• Entries taken from a collection:
::::::::::

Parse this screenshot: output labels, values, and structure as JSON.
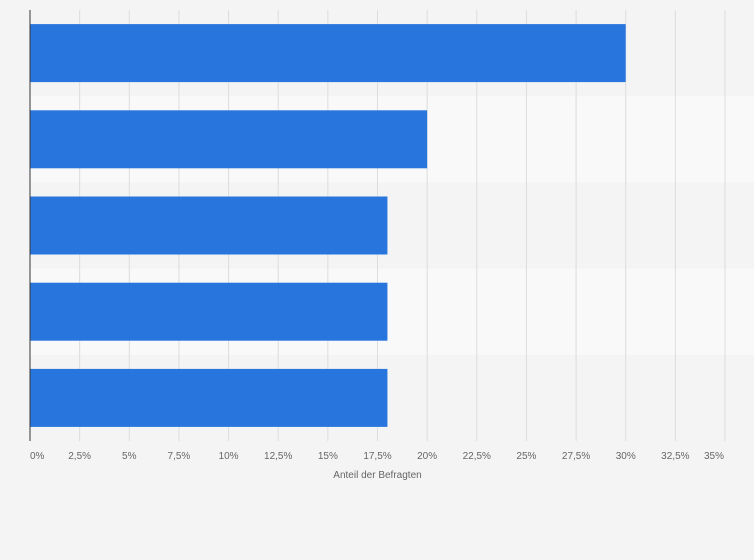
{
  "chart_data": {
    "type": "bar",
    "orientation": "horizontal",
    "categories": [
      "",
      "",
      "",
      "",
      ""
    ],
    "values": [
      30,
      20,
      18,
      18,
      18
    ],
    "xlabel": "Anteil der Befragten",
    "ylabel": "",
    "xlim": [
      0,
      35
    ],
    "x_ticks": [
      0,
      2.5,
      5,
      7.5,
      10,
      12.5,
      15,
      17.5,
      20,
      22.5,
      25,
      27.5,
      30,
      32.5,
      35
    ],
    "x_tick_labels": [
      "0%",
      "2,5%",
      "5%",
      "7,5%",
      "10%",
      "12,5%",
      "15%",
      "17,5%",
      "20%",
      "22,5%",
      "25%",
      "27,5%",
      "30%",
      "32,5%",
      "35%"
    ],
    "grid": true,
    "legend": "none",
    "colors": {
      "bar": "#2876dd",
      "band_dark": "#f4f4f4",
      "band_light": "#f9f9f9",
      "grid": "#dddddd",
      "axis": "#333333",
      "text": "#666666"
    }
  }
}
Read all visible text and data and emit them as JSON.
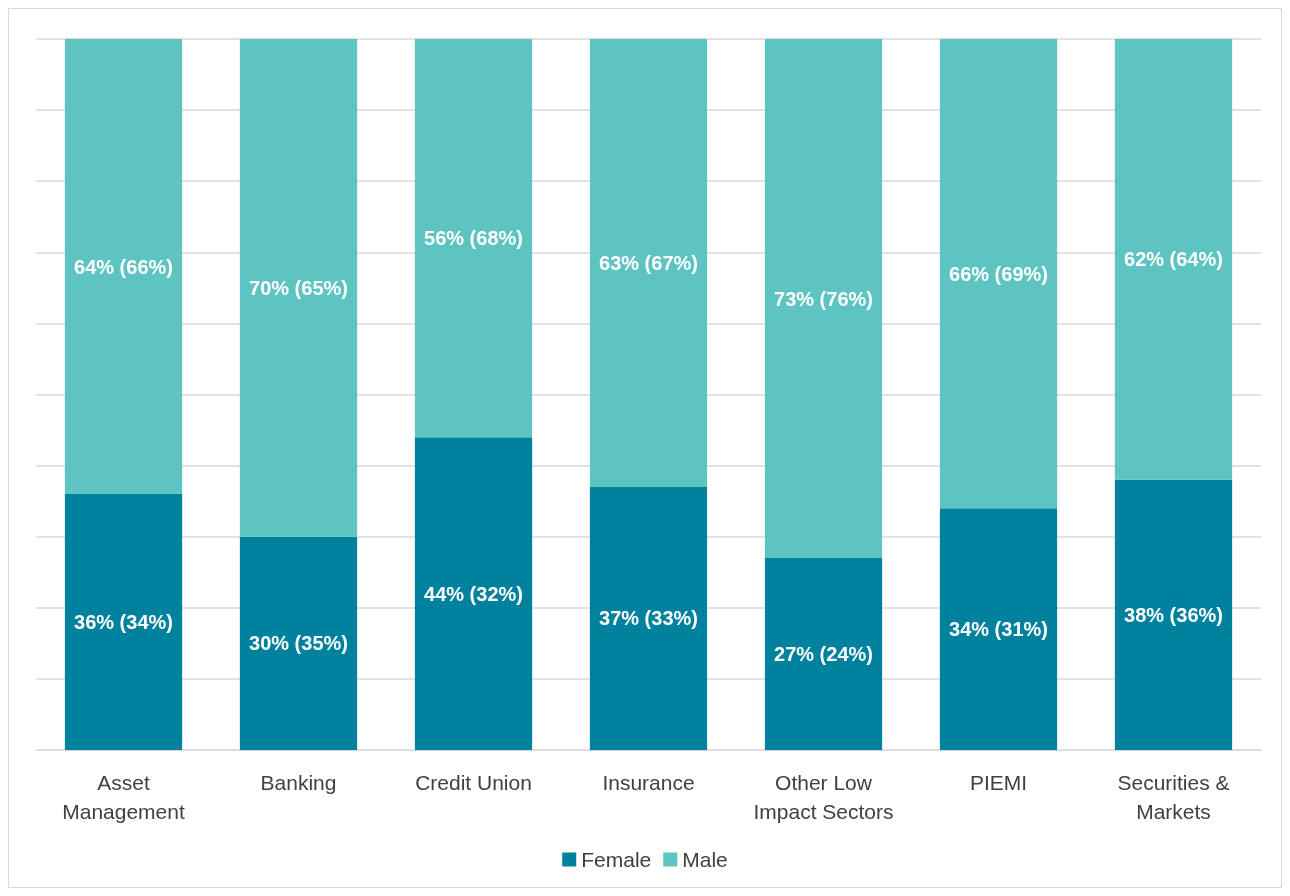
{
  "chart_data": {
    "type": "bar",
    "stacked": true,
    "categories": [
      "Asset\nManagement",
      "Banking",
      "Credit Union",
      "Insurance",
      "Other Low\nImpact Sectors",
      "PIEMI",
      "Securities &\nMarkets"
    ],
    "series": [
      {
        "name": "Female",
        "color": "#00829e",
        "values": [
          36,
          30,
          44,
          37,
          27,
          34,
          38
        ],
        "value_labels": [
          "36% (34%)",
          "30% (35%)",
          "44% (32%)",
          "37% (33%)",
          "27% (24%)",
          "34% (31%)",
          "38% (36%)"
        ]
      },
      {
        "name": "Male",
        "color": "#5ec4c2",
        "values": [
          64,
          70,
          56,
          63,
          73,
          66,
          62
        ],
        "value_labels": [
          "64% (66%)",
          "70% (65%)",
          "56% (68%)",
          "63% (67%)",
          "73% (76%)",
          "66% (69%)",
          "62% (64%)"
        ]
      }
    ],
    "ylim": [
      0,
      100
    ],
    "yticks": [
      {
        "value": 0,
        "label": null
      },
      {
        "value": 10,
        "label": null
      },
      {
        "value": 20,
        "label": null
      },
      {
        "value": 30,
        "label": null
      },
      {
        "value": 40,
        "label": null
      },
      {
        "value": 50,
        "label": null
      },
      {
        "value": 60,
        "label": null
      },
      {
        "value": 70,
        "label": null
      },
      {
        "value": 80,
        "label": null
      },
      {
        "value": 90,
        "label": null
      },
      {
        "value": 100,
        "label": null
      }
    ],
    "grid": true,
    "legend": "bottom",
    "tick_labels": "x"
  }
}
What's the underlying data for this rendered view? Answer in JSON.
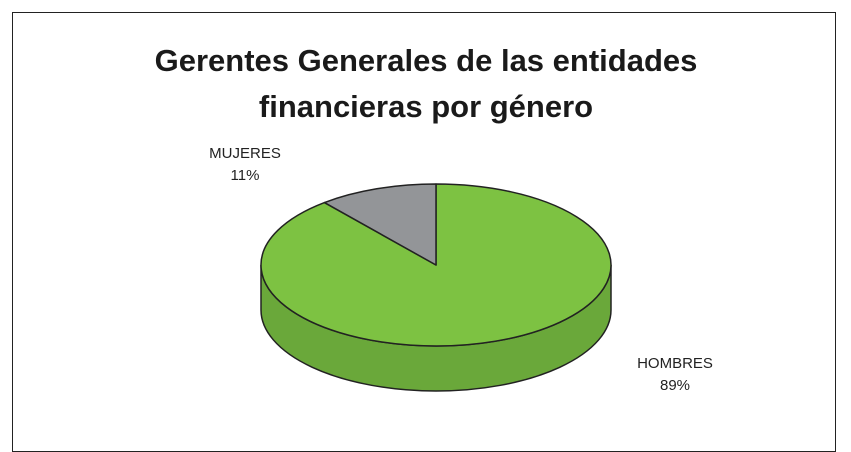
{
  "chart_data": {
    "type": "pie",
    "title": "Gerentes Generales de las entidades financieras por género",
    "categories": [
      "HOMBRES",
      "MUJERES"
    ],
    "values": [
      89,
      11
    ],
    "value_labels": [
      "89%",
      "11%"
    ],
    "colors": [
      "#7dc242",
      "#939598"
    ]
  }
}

::::::::::

• Task objective: Can you quote exactly, and only, the lines from the one containing "What's the underlying" through the last line of the records above, keeping both ends and leaving out any pictures?

• Correct response:
What's the underlying data for this rendered view? Answer in JSON.
{
  "chart_data": {
    "type": "pie",
    "title": "Gerentes Generales de las entidades financieras por género",
    "categories": [
      "HOMBRES",
      "MUJERES"
    ],
    "values": [
      89,
      11
    ],
    "value_labels": [
      "89%",
      "11%"
    ],
    "colors": [
      "#7dc242",
      "#939598"
    ]
  }
}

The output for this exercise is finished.